Data excerpts:
######

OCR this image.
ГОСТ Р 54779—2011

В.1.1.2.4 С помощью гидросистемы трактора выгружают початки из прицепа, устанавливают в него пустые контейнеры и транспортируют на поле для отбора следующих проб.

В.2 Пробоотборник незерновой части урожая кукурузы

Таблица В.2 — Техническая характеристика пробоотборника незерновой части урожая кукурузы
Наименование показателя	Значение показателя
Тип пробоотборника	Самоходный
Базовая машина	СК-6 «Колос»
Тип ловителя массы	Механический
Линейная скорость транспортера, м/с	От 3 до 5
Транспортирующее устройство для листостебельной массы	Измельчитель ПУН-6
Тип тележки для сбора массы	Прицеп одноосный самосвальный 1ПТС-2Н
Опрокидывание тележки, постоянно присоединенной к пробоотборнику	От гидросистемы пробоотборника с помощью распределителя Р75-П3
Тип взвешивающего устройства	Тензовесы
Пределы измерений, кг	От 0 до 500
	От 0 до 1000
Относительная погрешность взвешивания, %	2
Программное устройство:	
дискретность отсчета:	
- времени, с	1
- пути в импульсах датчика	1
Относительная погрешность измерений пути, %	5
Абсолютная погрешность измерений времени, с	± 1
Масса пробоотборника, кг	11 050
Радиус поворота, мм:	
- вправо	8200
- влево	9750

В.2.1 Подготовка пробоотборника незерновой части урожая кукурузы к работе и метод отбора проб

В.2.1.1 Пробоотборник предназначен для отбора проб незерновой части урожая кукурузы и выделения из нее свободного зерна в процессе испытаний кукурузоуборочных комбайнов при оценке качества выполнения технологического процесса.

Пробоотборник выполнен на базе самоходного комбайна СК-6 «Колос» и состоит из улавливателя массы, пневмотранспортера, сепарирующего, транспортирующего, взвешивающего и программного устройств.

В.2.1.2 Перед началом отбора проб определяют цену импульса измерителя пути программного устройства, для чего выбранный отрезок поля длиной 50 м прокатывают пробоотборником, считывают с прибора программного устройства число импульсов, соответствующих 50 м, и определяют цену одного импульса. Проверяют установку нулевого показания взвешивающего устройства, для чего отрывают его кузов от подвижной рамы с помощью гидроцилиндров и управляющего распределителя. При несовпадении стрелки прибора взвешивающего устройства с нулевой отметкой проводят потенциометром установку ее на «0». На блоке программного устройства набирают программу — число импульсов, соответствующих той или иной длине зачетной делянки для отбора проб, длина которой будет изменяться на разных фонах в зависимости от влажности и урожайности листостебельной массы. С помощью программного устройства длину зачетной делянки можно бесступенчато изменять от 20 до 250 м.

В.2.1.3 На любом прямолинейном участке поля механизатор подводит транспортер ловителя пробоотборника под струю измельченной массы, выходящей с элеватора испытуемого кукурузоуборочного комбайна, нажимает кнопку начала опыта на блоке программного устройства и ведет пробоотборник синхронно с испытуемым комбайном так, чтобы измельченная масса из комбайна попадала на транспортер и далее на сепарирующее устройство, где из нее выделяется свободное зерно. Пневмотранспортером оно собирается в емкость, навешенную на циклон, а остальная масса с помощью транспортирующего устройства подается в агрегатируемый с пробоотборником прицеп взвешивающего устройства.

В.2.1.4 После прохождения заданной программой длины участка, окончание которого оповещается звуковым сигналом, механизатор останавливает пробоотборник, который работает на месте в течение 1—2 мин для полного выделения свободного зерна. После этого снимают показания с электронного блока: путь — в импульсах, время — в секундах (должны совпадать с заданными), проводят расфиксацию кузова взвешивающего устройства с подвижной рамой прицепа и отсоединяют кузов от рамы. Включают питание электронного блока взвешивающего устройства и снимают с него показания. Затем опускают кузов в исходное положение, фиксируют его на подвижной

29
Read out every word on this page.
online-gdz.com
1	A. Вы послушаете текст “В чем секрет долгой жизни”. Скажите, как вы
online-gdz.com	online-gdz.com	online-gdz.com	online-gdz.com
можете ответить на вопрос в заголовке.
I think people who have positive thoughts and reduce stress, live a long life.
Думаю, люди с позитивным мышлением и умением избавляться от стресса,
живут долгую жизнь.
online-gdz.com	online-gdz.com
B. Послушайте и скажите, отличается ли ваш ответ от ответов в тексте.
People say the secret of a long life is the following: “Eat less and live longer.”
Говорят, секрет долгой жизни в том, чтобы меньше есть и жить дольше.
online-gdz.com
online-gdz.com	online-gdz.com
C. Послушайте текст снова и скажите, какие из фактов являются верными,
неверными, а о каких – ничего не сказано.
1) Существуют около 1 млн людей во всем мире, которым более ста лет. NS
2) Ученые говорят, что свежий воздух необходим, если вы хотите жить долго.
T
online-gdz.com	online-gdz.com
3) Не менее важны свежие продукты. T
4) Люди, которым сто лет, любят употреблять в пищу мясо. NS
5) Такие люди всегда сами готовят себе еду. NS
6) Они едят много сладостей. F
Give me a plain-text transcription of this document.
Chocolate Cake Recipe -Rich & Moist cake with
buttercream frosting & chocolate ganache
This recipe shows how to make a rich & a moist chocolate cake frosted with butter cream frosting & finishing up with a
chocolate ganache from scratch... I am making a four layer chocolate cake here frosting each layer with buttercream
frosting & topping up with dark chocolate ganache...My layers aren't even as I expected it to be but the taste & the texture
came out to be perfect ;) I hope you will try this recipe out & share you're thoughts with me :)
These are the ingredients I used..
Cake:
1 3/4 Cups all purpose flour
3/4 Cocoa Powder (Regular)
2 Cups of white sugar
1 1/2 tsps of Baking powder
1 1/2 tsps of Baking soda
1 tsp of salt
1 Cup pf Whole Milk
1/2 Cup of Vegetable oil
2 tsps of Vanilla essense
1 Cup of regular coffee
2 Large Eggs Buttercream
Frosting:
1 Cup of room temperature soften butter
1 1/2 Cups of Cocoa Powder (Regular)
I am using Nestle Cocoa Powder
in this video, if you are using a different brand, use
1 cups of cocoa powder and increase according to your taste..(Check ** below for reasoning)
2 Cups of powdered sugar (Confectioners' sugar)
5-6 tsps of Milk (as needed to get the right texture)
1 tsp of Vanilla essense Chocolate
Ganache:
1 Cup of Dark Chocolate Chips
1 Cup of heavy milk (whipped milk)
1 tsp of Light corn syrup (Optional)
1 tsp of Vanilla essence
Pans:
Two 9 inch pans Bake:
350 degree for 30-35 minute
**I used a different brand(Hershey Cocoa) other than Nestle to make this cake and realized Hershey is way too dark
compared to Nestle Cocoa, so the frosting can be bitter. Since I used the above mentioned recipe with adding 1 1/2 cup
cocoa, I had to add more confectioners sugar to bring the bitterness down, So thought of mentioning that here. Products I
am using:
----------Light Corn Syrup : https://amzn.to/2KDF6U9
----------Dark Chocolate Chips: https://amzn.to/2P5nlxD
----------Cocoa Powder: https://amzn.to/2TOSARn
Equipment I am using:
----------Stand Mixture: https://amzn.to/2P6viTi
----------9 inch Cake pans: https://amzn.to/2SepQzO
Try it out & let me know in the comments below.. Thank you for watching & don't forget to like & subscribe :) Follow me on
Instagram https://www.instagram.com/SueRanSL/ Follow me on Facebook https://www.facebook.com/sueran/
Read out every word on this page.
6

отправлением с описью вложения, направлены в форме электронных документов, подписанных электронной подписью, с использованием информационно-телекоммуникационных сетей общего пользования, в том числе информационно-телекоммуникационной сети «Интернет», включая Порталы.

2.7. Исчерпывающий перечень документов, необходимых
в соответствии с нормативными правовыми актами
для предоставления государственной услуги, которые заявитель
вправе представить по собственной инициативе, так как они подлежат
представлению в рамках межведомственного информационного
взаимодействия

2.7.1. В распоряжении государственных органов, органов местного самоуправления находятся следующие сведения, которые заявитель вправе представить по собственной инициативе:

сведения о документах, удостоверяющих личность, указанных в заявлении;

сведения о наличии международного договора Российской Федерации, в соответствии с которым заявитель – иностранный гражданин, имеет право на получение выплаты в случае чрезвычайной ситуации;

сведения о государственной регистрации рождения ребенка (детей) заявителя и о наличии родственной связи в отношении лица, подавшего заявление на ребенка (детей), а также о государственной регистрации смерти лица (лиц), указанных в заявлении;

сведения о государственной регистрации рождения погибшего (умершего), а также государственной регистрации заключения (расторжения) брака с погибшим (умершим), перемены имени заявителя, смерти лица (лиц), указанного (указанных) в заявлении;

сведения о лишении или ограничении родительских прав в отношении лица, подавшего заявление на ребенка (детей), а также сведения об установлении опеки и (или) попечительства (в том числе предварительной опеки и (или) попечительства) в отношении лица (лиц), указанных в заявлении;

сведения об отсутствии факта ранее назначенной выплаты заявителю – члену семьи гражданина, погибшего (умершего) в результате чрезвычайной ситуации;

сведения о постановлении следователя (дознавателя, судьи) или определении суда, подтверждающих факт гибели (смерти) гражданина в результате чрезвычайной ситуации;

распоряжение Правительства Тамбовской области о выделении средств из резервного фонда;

######

▸ **GOAL**
The records are above. How many lines in them contain the word "thoughts"? Give the number alone.

▸ **OUTPUT**
2